GIVEN TASK - Copy every line of the listing below without alteration, and omit the pictures from your copy.

# RECORD LIST start

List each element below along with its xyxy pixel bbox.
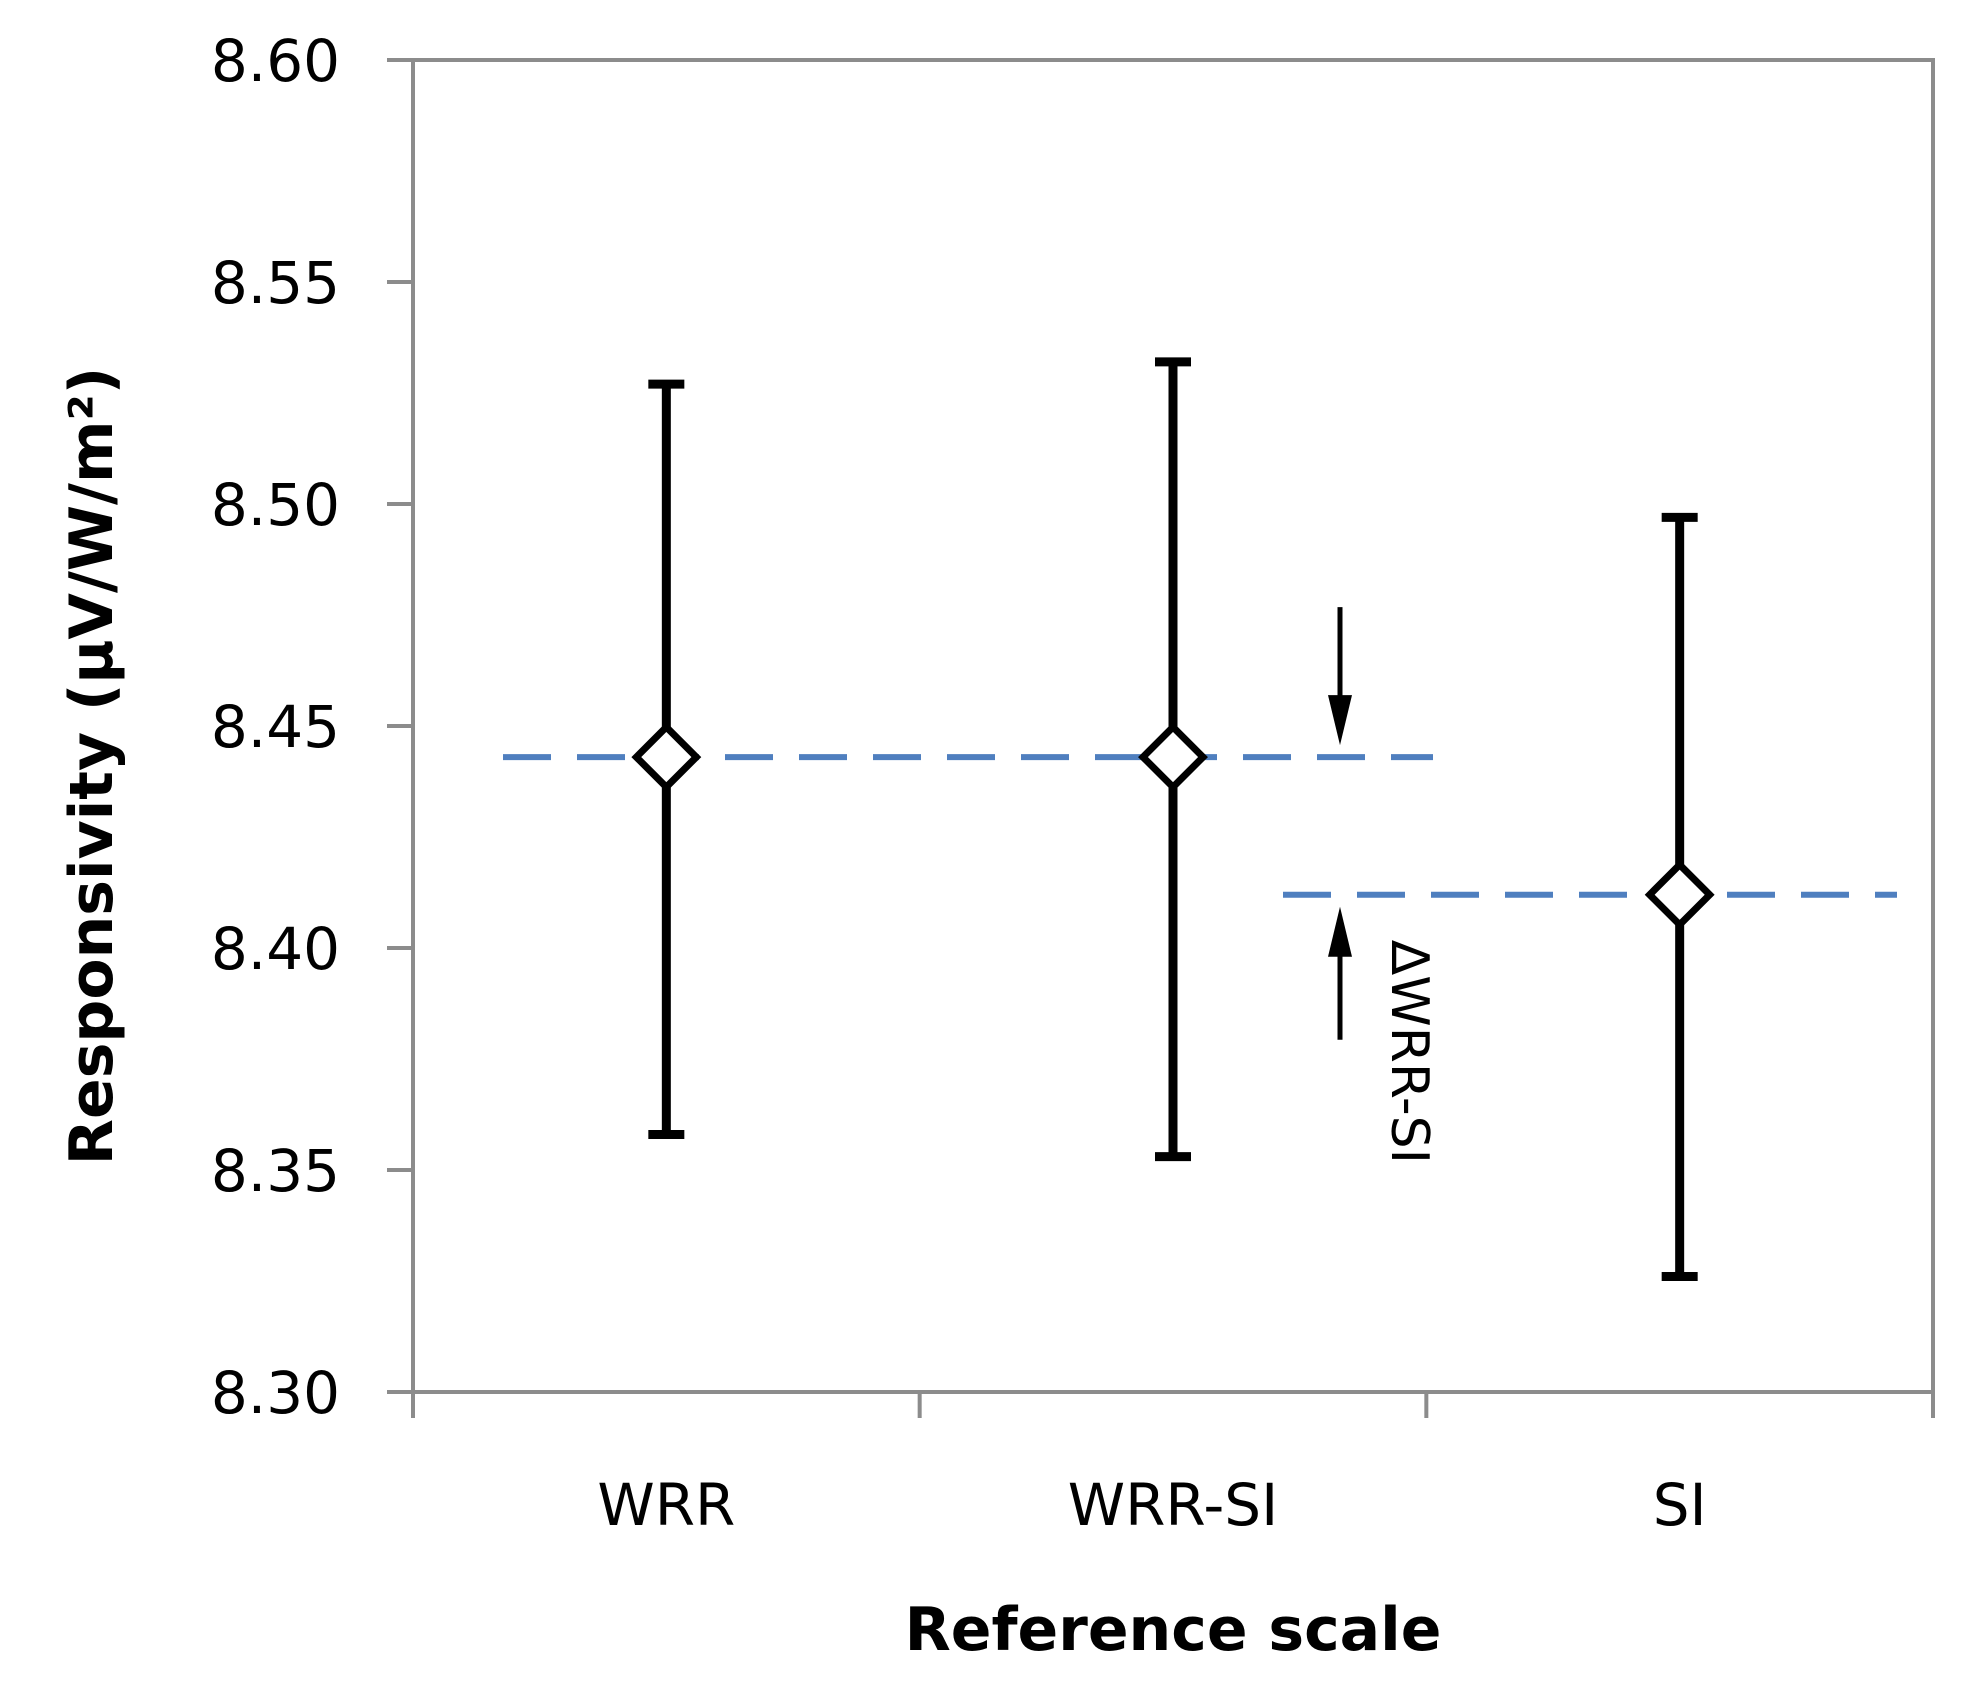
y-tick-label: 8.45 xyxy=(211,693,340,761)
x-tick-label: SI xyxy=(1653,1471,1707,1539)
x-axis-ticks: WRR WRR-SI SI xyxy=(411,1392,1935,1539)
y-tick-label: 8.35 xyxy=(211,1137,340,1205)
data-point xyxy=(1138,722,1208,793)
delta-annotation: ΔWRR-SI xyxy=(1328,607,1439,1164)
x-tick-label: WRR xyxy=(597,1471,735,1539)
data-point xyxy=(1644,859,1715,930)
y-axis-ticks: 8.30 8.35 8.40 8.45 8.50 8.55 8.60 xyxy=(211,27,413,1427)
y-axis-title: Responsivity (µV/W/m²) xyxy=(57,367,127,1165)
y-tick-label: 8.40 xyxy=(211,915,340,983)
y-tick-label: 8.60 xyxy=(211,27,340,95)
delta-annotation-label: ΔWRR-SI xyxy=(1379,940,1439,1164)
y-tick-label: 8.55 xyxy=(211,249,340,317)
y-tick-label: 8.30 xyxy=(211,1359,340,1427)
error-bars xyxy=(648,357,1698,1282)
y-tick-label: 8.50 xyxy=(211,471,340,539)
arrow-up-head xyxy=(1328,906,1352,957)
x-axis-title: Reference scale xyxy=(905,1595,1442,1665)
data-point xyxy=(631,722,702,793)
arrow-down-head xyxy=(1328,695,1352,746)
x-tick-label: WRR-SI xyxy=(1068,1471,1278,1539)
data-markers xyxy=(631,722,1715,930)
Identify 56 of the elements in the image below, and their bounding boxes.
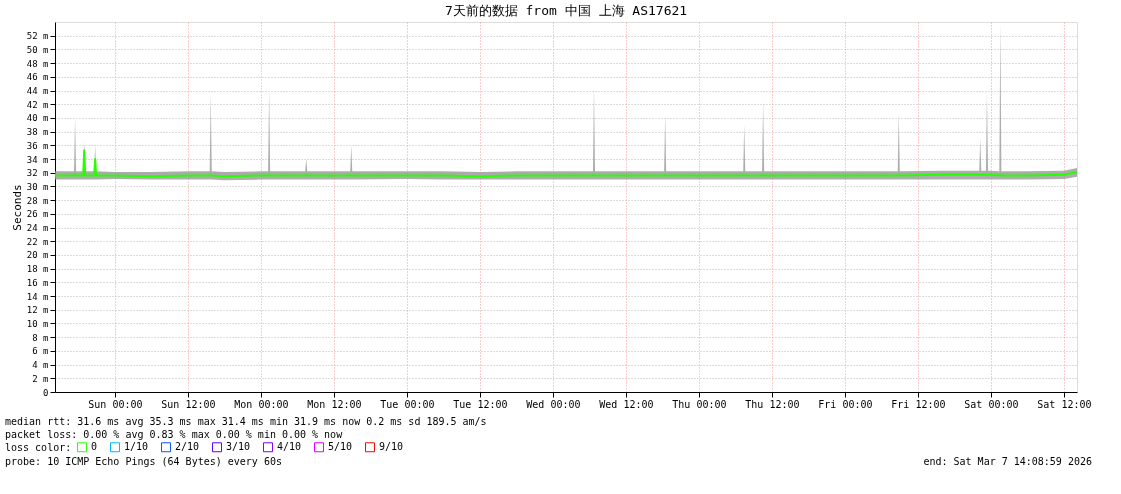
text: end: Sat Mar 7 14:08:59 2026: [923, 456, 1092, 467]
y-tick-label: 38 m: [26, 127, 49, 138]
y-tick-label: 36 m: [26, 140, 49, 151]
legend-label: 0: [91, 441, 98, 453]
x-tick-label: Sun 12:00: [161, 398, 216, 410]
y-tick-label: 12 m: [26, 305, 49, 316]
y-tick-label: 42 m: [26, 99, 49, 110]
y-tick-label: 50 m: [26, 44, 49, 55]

# RECORD LIST end

ANSWER IN FULL -
List each element below along with its xyxy pixel bbox.
y-tick-label: 8.45 xyxy=(211,693,340,761)
x-tick-label: SI xyxy=(1653,1471,1707,1539)
x-axis-ticks: WRR WRR-SI SI xyxy=(411,1392,1935,1539)
y-tick-label: 8.35 xyxy=(211,1137,340,1205)
data-point xyxy=(1138,722,1208,793)
delta-annotation: ΔWRR-SI xyxy=(1328,607,1439,1164)
x-tick-label: WRR xyxy=(597,1471,735,1539)
data-point xyxy=(1644,859,1715,930)
y-axis-ticks: 8.30 8.35 8.40 8.45 8.50 8.55 8.60 xyxy=(211,27,413,1427)
y-axis-title: Responsivity (µV/W/m²) xyxy=(57,367,127,1165)
y-tick-label: 8.40 xyxy=(211,915,340,983)
y-tick-label: 8.60 xyxy=(211,27,340,95)
delta-annotation-label: ΔWRR-SI xyxy=(1379,940,1439,1164)
y-tick-label: 8.55 xyxy=(211,249,340,317)
y-tick-label: 8.30 xyxy=(211,1359,340,1427)
error-bars xyxy=(648,357,1698,1282)
y-tick-label: 8.50 xyxy=(211,471,340,539)
arrow-up-head xyxy=(1328,906,1352,957)
x-axis-title: Reference scale xyxy=(905,1595,1442,1665)
data-point xyxy=(631,722,702,793)
arrow-down-head xyxy=(1328,695,1352,746)
x-tick-label: WRR-SI xyxy=(1068,1471,1278,1539)
data-markers xyxy=(631,722,1715,930)
Identify 56 of the elements in the image below, and their bounding boxes.
text: end: Sat Mar 7 14:08:59 2026: [923, 456, 1092, 467]
y-tick-label: 38 m: [26, 127, 49, 138]
y-tick-label: 36 m: [26, 140, 49, 151]
legend-label: 0: [91, 441, 98, 453]
x-tick-label: Sun 12:00: [161, 398, 216, 410]
y-tick-label: 12 m: [26, 305, 49, 316]
y-tick-label: 42 m: [26, 99, 49, 110]
y-tick-label: 50 m: [26, 44, 49, 55]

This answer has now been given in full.